_Provided data_

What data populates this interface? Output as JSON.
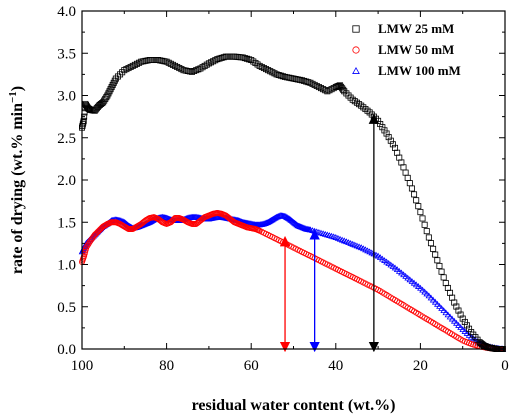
{
  "chart_data": {
    "type": "scatter",
    "xlabel": "residual water content (wt.%)",
    "ylabel_main": "rate of drying (wt.% min",
    "ylabel_sup": "−1",
    "ylabel_close": ")",
    "xlim": [
      100,
      0
    ],
    "ylim": [
      0,
      4.0
    ],
    "x_ticks": [
      100,
      80,
      60,
      40,
      20,
      0
    ],
    "x_tick_labels": [
      "100",
      "80",
      "60",
      "40",
      "20",
      "0"
    ],
    "y_ticks": [
      0,
      0.5,
      1.0,
      1.5,
      2.0,
      2.5,
      3.0,
      3.5,
      4.0
    ],
    "y_tick_labels": [
      "0.0",
      "0.5",
      "1.0",
      "1.5",
      "2.0",
      "2.5",
      "3.0",
      "3.5",
      "4.0"
    ],
    "legend_position": "top-right",
    "series": [
      {
        "name": "LMW 25 mM",
        "marker": "square",
        "color": "#000000",
        "x": [
          100,
          99.6,
          99.2,
          98.6,
          98,
          97,
          96,
          95,
          94,
          93,
          92,
          90,
          88,
          86,
          84,
          82,
          80,
          78,
          76,
          74,
          72,
          70,
          68,
          66,
          64,
          62,
          60,
          58,
          56,
          54,
          52,
          50,
          48,
          46,
          44,
          42,
          40,
          39,
          38,
          36,
          34,
          32,
          30,
          28,
          26,
          24,
          22,
          20,
          18,
          16,
          14,
          12,
          10,
          8,
          6,
          5,
          4,
          3,
          2,
          1,
          0.5
        ],
        "y": [
          2.62,
          2.7,
          2.9,
          2.85,
          2.83,
          2.82,
          2.88,
          2.92,
          3.0,
          3.1,
          3.2,
          3.3,
          3.35,
          3.4,
          3.42,
          3.42,
          3.4,
          3.35,
          3.3,
          3.28,
          3.32,
          3.38,
          3.43,
          3.46,
          3.46,
          3.45,
          3.42,
          3.35,
          3.3,
          3.25,
          3.22,
          3.2,
          3.18,
          3.15,
          3.1,
          3.05,
          3.1,
          3.12,
          3.05,
          2.95,
          2.88,
          2.8,
          2.7,
          2.55,
          2.38,
          2.15,
          1.9,
          1.62,
          1.32,
          1.05,
          0.78,
          0.55,
          0.36,
          0.2,
          0.08,
          0.04,
          0.02,
          0.01,
          0.0,
          0.0,
          0.0
        ]
      },
      {
        "name": "LMW 50 mM",
        "marker": "circle",
        "color": "#ff0000",
        "x": [
          100,
          99.5,
          99,
          98,
          97,
          96,
          95,
          94,
          93,
          92,
          91,
          90,
          89,
          88,
          87,
          86,
          85,
          84,
          83,
          82,
          81,
          80,
          79,
          78,
          77,
          76,
          75,
          74,
          73,
          72,
          71,
          70,
          69,
          68,
          67,
          66,
          65,
          64,
          63,
          62,
          61,
          60,
          59,
          58,
          56,
          54,
          52,
          50,
          48,
          46,
          44,
          42,
          40,
          38,
          36,
          34,
          32,
          30,
          28,
          26,
          24,
          22,
          20,
          18,
          16,
          14,
          12,
          10,
          8,
          6,
          4,
          2,
          1,
          0.5
        ],
        "y": [
          1.03,
          1.1,
          1.2,
          1.28,
          1.35,
          1.4,
          1.45,
          1.48,
          1.5,
          1.5,
          1.48,
          1.45,
          1.42,
          1.42,
          1.45,
          1.48,
          1.52,
          1.55,
          1.56,
          1.54,
          1.5,
          1.48,
          1.5,
          1.55,
          1.55,
          1.53,
          1.5,
          1.48,
          1.48,
          1.52,
          1.56,
          1.58,
          1.6,
          1.61,
          1.6,
          1.58,
          1.54,
          1.5,
          1.48,
          1.46,
          1.44,
          1.43,
          1.42,
          1.4,
          1.35,
          1.3,
          1.25,
          1.2,
          1.15,
          1.1,
          1.05,
          1.0,
          0.95,
          0.9,
          0.85,
          0.8,
          0.75,
          0.7,
          0.64,
          0.58,
          0.52,
          0.46,
          0.4,
          0.34,
          0.28,
          0.22,
          0.16,
          0.1,
          0.06,
          0.03,
          0.01,
          0.0,
          0.0,
          0.0
        ]
      },
      {
        "name": "LMW 100 mM",
        "marker": "triangle",
        "color": "#0000ff",
        "x": [
          100,
          99.5,
          99,
          98,
          97,
          96,
          95,
          94,
          93,
          92,
          91,
          90,
          89,
          88,
          87,
          86,
          85,
          84,
          83,
          82,
          81,
          80,
          79,
          78,
          77,
          76,
          75,
          74,
          73,
          72,
          71,
          70,
          69,
          68,
          67,
          66,
          65,
          64,
          63,
          62,
          61,
          60,
          59,
          58,
          57,
          56,
          55,
          54,
          53,
          52,
          51,
          50,
          49,
          48,
          47,
          46,
          44,
          42,
          40,
          38,
          36,
          34,
          32,
          30,
          28,
          26,
          24,
          22,
          20,
          18,
          16,
          14,
          12,
          10,
          8,
          6,
          4,
          2,
          1,
          0.5
        ],
        "y": [
          1.15,
          1.2,
          1.25,
          1.3,
          1.35,
          1.4,
          1.45,
          1.48,
          1.52,
          1.53,
          1.52,
          1.5,
          1.46,
          1.43,
          1.44,
          1.46,
          1.48,
          1.5,
          1.53,
          1.55,
          1.56,
          1.55,
          1.53,
          1.52,
          1.52,
          1.53,
          1.55,
          1.56,
          1.56,
          1.55,
          1.54,
          1.54,
          1.55,
          1.56,
          1.56,
          1.55,
          1.54,
          1.53,
          1.52,
          1.5,
          1.49,
          1.48,
          1.47,
          1.47,
          1.48,
          1.5,
          1.53,
          1.56,
          1.58,
          1.57,
          1.54,
          1.5,
          1.46,
          1.44,
          1.42,
          1.41,
          1.38,
          1.35,
          1.32,
          1.28,
          1.24,
          1.2,
          1.15,
          1.1,
          1.03,
          0.96,
          0.88,
          0.8,
          0.72,
          0.63,
          0.53,
          0.43,
          0.33,
          0.23,
          0.14,
          0.07,
          0.03,
          0.01,
          0.0,
          0.0
        ]
      }
    ],
    "annotations": [
      {
        "type": "double-arrow",
        "x": 52,
        "y_from": 0.0,
        "y_to": 1.3,
        "color": "#ff0000"
      },
      {
        "type": "double-arrow",
        "x": 45,
        "y_from": 0.0,
        "y_to": 1.38,
        "color": "#0000ff"
      },
      {
        "type": "double-arrow",
        "x": 31,
        "y_from": 0.0,
        "y_to": 2.75,
        "color": "#000000"
      }
    ]
  }
}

_Exercise aim_
Output an exact copy of the material, with the pictures removed.

_Reply_
What data populates this interface? Output as JSON.
{
  "chart_data": {
    "type": "scatter",
    "xlabel": "residual water content (wt.%)",
    "ylabel_main": "rate of drying (wt.% min",
    "ylabel_sup": "−1",
    "ylabel_close": ")",
    "xlim": [
      100,
      0
    ],
    "ylim": [
      0,
      4.0
    ],
    "x_ticks": [
      100,
      80,
      60,
      40,
      20,
      0
    ],
    "x_tick_labels": [
      "100",
      "80",
      "60",
      "40",
      "20",
      "0"
    ],
    "y_ticks": [
      0,
      0.5,
      1.0,
      1.5,
      2.0,
      2.5,
      3.0,
      3.5,
      4.0
    ],
    "y_tick_labels": [
      "0.0",
      "0.5",
      "1.0",
      "1.5",
      "2.0",
      "2.5",
      "3.0",
      "3.5",
      "4.0"
    ],
    "legend_position": "top-right",
    "series": [
      {
        "name": "LMW 25 mM",
        "marker": "square",
        "color": "#000000",
        "x": [
          100,
          99.6,
          99.2,
          98.6,
          98,
          97,
          96,
          95,
          94,
          93,
          92,
          90,
          88,
          86,
          84,
          82,
          80,
          78,
          76,
          74,
          72,
          70,
          68,
          66,
          64,
          62,
          60,
          58,
          56,
          54,
          52,
          50,
          48,
          46,
          44,
          42,
          40,
          39,
          38,
          36,
          34,
          32,
          30,
          28,
          26,
          24,
          22,
          20,
          18,
          16,
          14,
          12,
          10,
          8,
          6,
          5,
          4,
          3,
          2,
          1,
          0.5
        ],
        "y": [
          2.62,
          2.7,
          2.9,
          2.85,
          2.83,
          2.82,
          2.88,
          2.92,
          3.0,
          3.1,
          3.2,
          3.3,
          3.35,
          3.4,
          3.42,
          3.42,
          3.4,
          3.35,
          3.3,
          3.28,
          3.32,
          3.38,
          3.43,
          3.46,
          3.46,
          3.45,
          3.42,
          3.35,
          3.3,
          3.25,
          3.22,
          3.2,
          3.18,
          3.15,
          3.1,
          3.05,
          3.1,
          3.12,
          3.05,
          2.95,
          2.88,
          2.8,
          2.7,
          2.55,
          2.38,
          2.15,
          1.9,
          1.62,
          1.32,
          1.05,
          0.78,
          0.55,
          0.36,
          0.2,
          0.08,
          0.04,
          0.02,
          0.01,
          0.0,
          0.0,
          0.0
        ]
      },
      {
        "name": "LMW 50 mM",
        "marker": "circle",
        "color": "#ff0000",
        "x": [
          100,
          99.5,
          99,
          98,
          97,
          96,
          95,
          94,
          93,
          92,
          91,
          90,
          89,
          88,
          87,
          86,
          85,
          84,
          83,
          82,
          81,
          80,
          79,
          78,
          77,
          76,
          75,
          74,
          73,
          72,
          71,
          70,
          69,
          68,
          67,
          66,
          65,
          64,
          63,
          62,
          61,
          60,
          59,
          58,
          56,
          54,
          52,
          50,
          48,
          46,
          44,
          42,
          40,
          38,
          36,
          34,
          32,
          30,
          28,
          26,
          24,
          22,
          20,
          18,
          16,
          14,
          12,
          10,
          8,
          6,
          4,
          2,
          1,
          0.5
        ],
        "y": [
          1.03,
          1.1,
          1.2,
          1.28,
          1.35,
          1.4,
          1.45,
          1.48,
          1.5,
          1.5,
          1.48,
          1.45,
          1.42,
          1.42,
          1.45,
          1.48,
          1.52,
          1.55,
          1.56,
          1.54,
          1.5,
          1.48,
          1.5,
          1.55,
          1.55,
          1.53,
          1.5,
          1.48,
          1.48,
          1.52,
          1.56,
          1.58,
          1.6,
          1.61,
          1.6,
          1.58,
          1.54,
          1.5,
          1.48,
          1.46,
          1.44,
          1.43,
          1.42,
          1.4,
          1.35,
          1.3,
          1.25,
          1.2,
          1.15,
          1.1,
          1.05,
          1.0,
          0.95,
          0.9,
          0.85,
          0.8,
          0.75,
          0.7,
          0.64,
          0.58,
          0.52,
          0.46,
          0.4,
          0.34,
          0.28,
          0.22,
          0.16,
          0.1,
          0.06,
          0.03,
          0.01,
          0.0,
          0.0,
          0.0
        ]
      },
      {
        "name": "LMW 100 mM",
        "marker": "triangle",
        "color": "#0000ff",
        "x": [
          100,
          99.5,
          99,
          98,
          97,
          96,
          95,
          94,
          93,
          92,
          91,
          90,
          89,
          88,
          87,
          86,
          85,
          84,
          83,
          82,
          81,
          80,
          79,
          78,
          77,
          76,
          75,
          74,
          73,
          72,
          71,
          70,
          69,
          68,
          67,
          66,
          65,
          64,
          63,
          62,
          61,
          60,
          59,
          58,
          57,
          56,
          55,
          54,
          53,
          52,
          51,
          50,
          49,
          48,
          47,
          46,
          44,
          42,
          40,
          38,
          36,
          34,
          32,
          30,
          28,
          26,
          24,
          22,
          20,
          18,
          16,
          14,
          12,
          10,
          8,
          6,
          4,
          2,
          1,
          0.5
        ],
        "y": [
          1.15,
          1.2,
          1.25,
          1.3,
          1.35,
          1.4,
          1.45,
          1.48,
          1.52,
          1.53,
          1.52,
          1.5,
          1.46,
          1.43,
          1.44,
          1.46,
          1.48,
          1.5,
          1.53,
          1.55,
          1.56,
          1.55,
          1.53,
          1.52,
          1.52,
          1.53,
          1.55,
          1.56,
          1.56,
          1.55,
          1.54,
          1.54,
          1.55,
          1.56,
          1.56,
          1.55,
          1.54,
          1.53,
          1.52,
          1.5,
          1.49,
          1.48,
          1.47,
          1.47,
          1.48,
          1.5,
          1.53,
          1.56,
          1.58,
          1.57,
          1.54,
          1.5,
          1.46,
          1.44,
          1.42,
          1.41,
          1.38,
          1.35,
          1.32,
          1.28,
          1.24,
          1.2,
          1.15,
          1.1,
          1.03,
          0.96,
          0.88,
          0.8,
          0.72,
          0.63,
          0.53,
          0.43,
          0.33,
          0.23,
          0.14,
          0.07,
          0.03,
          0.01,
          0.0,
          0.0
        ]
      }
    ],
    "annotations": [
      {
        "type": "double-arrow",
        "x": 52,
        "y_from": 0.0,
        "y_to": 1.3,
        "color": "#ff0000"
      },
      {
        "type": "double-arrow",
        "x": 45,
        "y_from": 0.0,
        "y_to": 1.38,
        "color": "#0000ff"
      },
      {
        "type": "double-arrow",
        "x": 31,
        "y_from": 0.0,
        "y_to": 2.75,
        "color": "#000000"
      }
    ]
  }
}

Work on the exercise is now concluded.